— START Records supplied —

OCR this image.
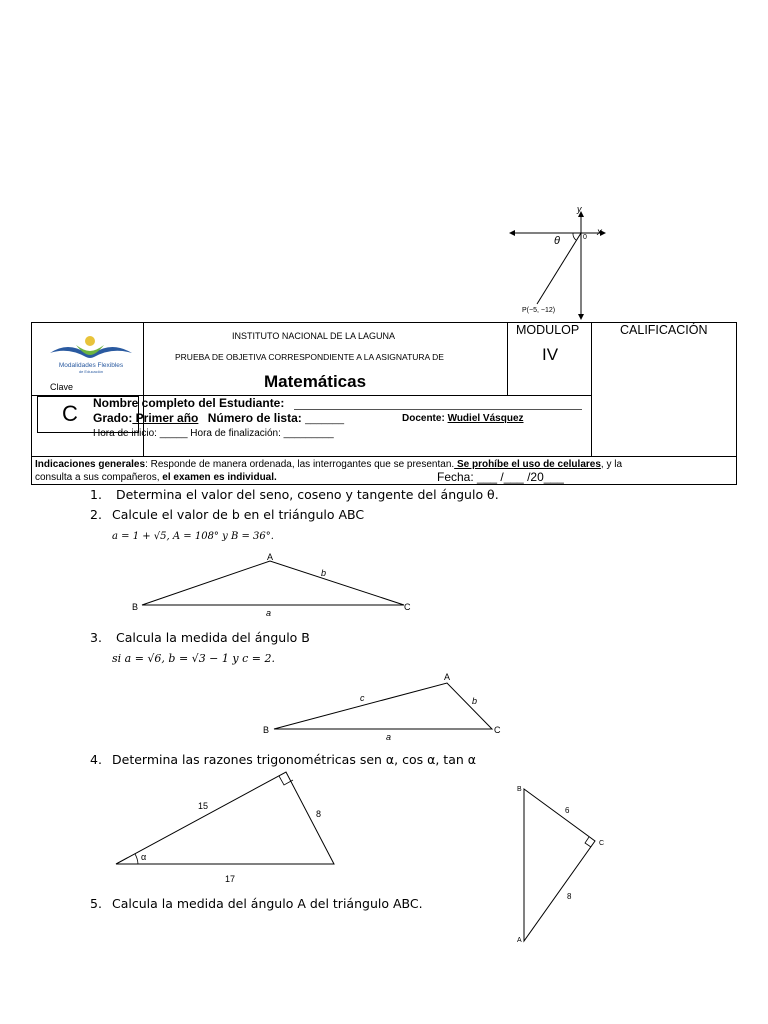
y
x
θ	0
P(−5, −12)
Modalidades Flexibles
de Educación
Clave
C
INSTITUTO NACIONAL DE LA LAGUNA
PRUEBA DE OBJETIVA CORRESPONDIENTE A LA ASIGNATURA DE
Matemáticas
MODULOP
IV
CALIFICACIÓN
Nombre completo del Estudiante:
Grado: Primer año Número de lista: _______	Docente: Wudiel Vásquez
Hora de inicio: _____ Hora de finalización: _________
Indicaciones generales: Responde de manera ordenada, las interrogantes que se presentan. Se prohíbe el uso de celulares, y la
consulta a sus compañeros, el examen es individual.	Fecha: ___ /___ /20___
1. Determina el valor del seno, coseno y tangente del ángulo θ.
2. Calcule el valor de b en el triángulo ABC
a = 1 + √5, A = 108° y B = 36°.
A
B	C
b
a
3. Calcula la medida del ángulo B
si a = √6, b = √3 − 1 y c = 2.
A
B	C
c	b
a
4. Determina las razones trigonométricas sen α, cos α, tan α
15
8
17
α
B
A
C
6
8
5. Calcula la medida del ángulo A del triángulo ABC.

— END Records supplied —

Without the pictures, transcribe the listing above exactly.

OCR this image.
y
x
θ	0
P(−5, −12)
Modalidades Flexibles
de Educación
Clave
C
INSTITUTO NACIONAL DE LA LAGUNA
PRUEBA DE OBJETIVA CORRESPONDIENTE A LA ASIGNATURA DE
Matemáticas
MODULOP
IV
CALIFICACIÓN
Nombre completo del Estudiante:
Grado: Primer año Número de lista: _______	Docente: Wudiel Vásquez
Hora de inicio: _____ Hora de finalización: _________
Indicaciones generales: Responde de manera ordenada, las interrogantes que se presentan. Se prohíbe el uso de celulares, y la
consulta a sus compañeros, el examen es individual.	Fecha: ___ /___ /20___
1. Determina el valor del seno, coseno y tangente del ángulo θ.
2. Calcule el valor de b en el triángulo ABC
a = 1 + √5, A = 108° y B = 36°.
A
B	C
b
a
3. Calcula la medida del ángulo B
si a = √6, b = √3 − 1 y c = 2.
A
B	C
c	b
a
4. Determina las razones trigonométricas sen α, cos α, tan α
15
8
17
α
B
A
C
6
8
5. Calcula la medida del ángulo A del triángulo ABC.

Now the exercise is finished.